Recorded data

▼

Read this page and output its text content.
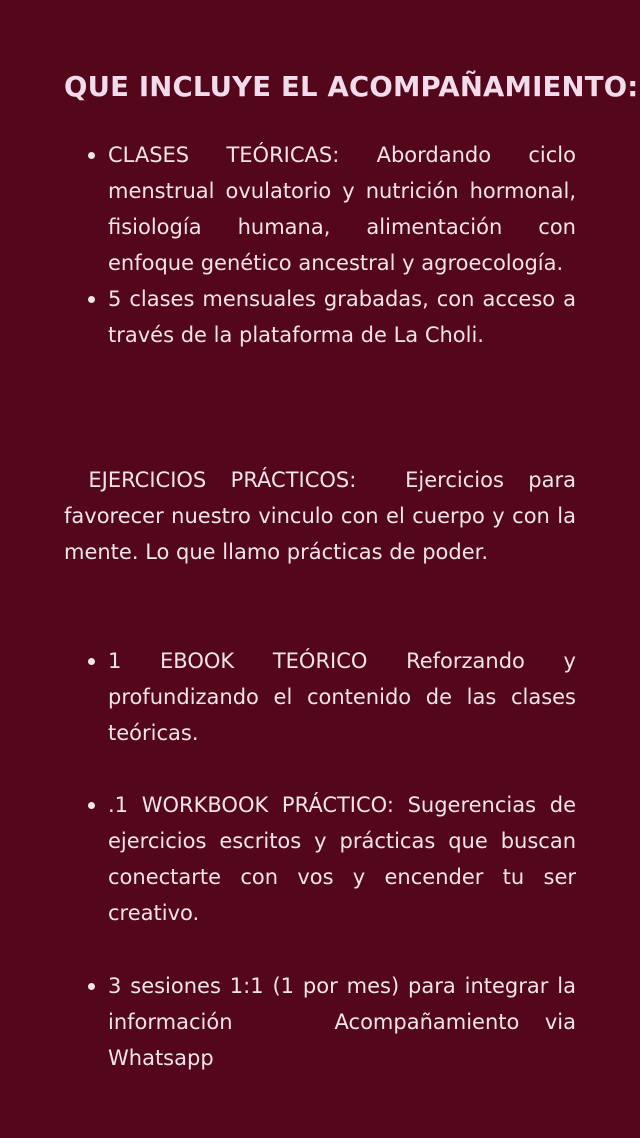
QUE INCLUYE EL ACOMPAÑAMIENTO:
CLASES TEÓRICAS: Abordando ciclo menstrual ovulatorio y nutrición hormonal, fisiología humana, alimentación con enfoque genético ancestral y agroecología.
5 clases mensuales grabadas, con acceso a través de la plataforma de La Choli.

EJERCICIOS PRÁCTICOS:  Ejercicios para favorecer nuestro vinculo con el cuerpo y con la mente. Lo que llamo prácticas de poder.

1 EBOOK TEÓRICO Reforzando y profundizando el contenido de las clases teóricas.
.1 WORKBOOK PRÁCTICO: Sugerencias de ejercicios escritos y prácticas que buscan conectarte con vos y encender tu ser creativo.
3 sesiones 1:1 (1 por mes) para integrar la información    Acompañamiento via Whatsapp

▲

EXERCISE: Scan the listing above for the word "para" and copy every line that holds it.

CORRECT RESULT:
EJERCICIOS PRÁCTICOS:  Ejercicios para favorecer nuestro vinculo con el cuerpo y con la mente. Lo que llamo prácticas de poder.
3 sesiones 1:1 (1 por mes) para integrar la información    Acompañamiento via Whatsapp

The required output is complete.